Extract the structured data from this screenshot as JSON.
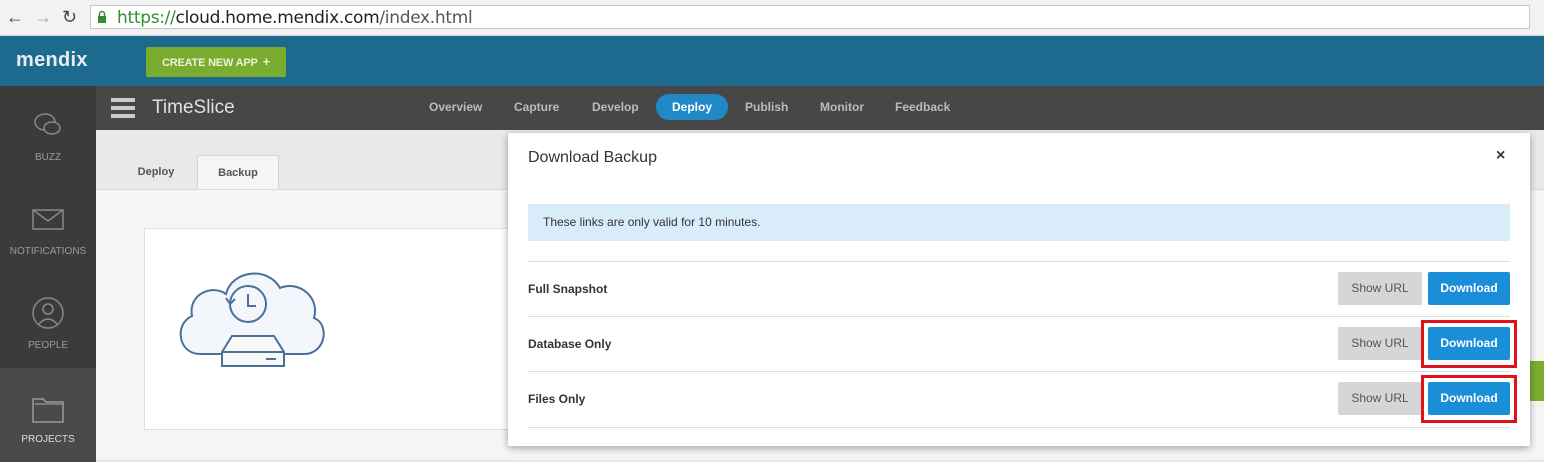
{
  "browser": {
    "url_scheme": "https://",
    "url_host": "cloud.home.mendix.com",
    "url_path": "/index.html"
  },
  "topbar": {
    "logo": "mendix",
    "create_label": "CREATE NEW APP",
    "create_icon": "+"
  },
  "rail": {
    "items": [
      {
        "label": "BUZZ",
        "icon": "chat-icon"
      },
      {
        "label": "NOTIFICATIONS",
        "icon": "envelope-icon"
      },
      {
        "label": "PEOPLE",
        "icon": "person-icon"
      },
      {
        "label": "PROJECTS",
        "icon": "folder-icon"
      }
    ]
  },
  "app": {
    "name": "TimeSlice",
    "tabs": [
      "Overview",
      "Capture",
      "Develop",
      "Deploy",
      "Publish",
      "Monitor",
      "Feedback"
    ],
    "active_tab": "Deploy"
  },
  "subtabs": {
    "items": [
      "Deploy",
      "Backup"
    ],
    "active": "Backup"
  },
  "modal": {
    "title": "Download Backup",
    "close": "×",
    "info": "These links are only valid for 10 minutes.",
    "rows": [
      {
        "label": "Full Snapshot",
        "show_url": "Show URL",
        "download": "Download"
      },
      {
        "label": "Database Only",
        "show_url": "Show URL",
        "download": "Download"
      },
      {
        "label": "Files Only",
        "show_url": "Show URL",
        "download": "Download"
      }
    ]
  },
  "colors": {
    "topbar": "#1d6a8e",
    "accent": "#1a8ed8",
    "create": "#7aad2f",
    "highlight": "#e2101d"
  }
}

- Prompt -
Your task is to reproduce all of the material exactly. The pictures stay out.

- Answer for the task -
Extract the structured data from this screenshot as JSON.
{
  "browser": {
    "url_scheme": "https://",
    "url_host": "cloud.home.mendix.com",
    "url_path": "/index.html"
  },
  "topbar": {
    "logo": "mendix",
    "create_label": "CREATE NEW APP",
    "create_icon": "+"
  },
  "rail": {
    "items": [
      {
        "label": "BUZZ",
        "icon": "chat-icon"
      },
      {
        "label": "NOTIFICATIONS",
        "icon": "envelope-icon"
      },
      {
        "label": "PEOPLE",
        "icon": "person-icon"
      },
      {
        "label": "PROJECTS",
        "icon": "folder-icon"
      }
    ]
  },
  "app": {
    "name": "TimeSlice",
    "tabs": [
      "Overview",
      "Capture",
      "Develop",
      "Deploy",
      "Publish",
      "Monitor",
      "Feedback"
    ],
    "active_tab": "Deploy"
  },
  "subtabs": {
    "items": [
      "Deploy",
      "Backup"
    ],
    "active": "Backup"
  },
  "modal": {
    "title": "Download Backup",
    "close": "×",
    "info": "These links are only valid for 10 minutes.",
    "rows": [
      {
        "label": "Full Snapshot",
        "show_url": "Show URL",
        "download": "Download"
      },
      {
        "label": "Database Only",
        "show_url": "Show URL",
        "download": "Download"
      },
      {
        "label": "Files Only",
        "show_url": "Show URL",
        "download": "Download"
      }
    ]
  },
  "colors": {
    "topbar": "#1d6a8e",
    "accent": "#1a8ed8",
    "create": "#7aad2f",
    "highlight": "#e2101d"
  }
}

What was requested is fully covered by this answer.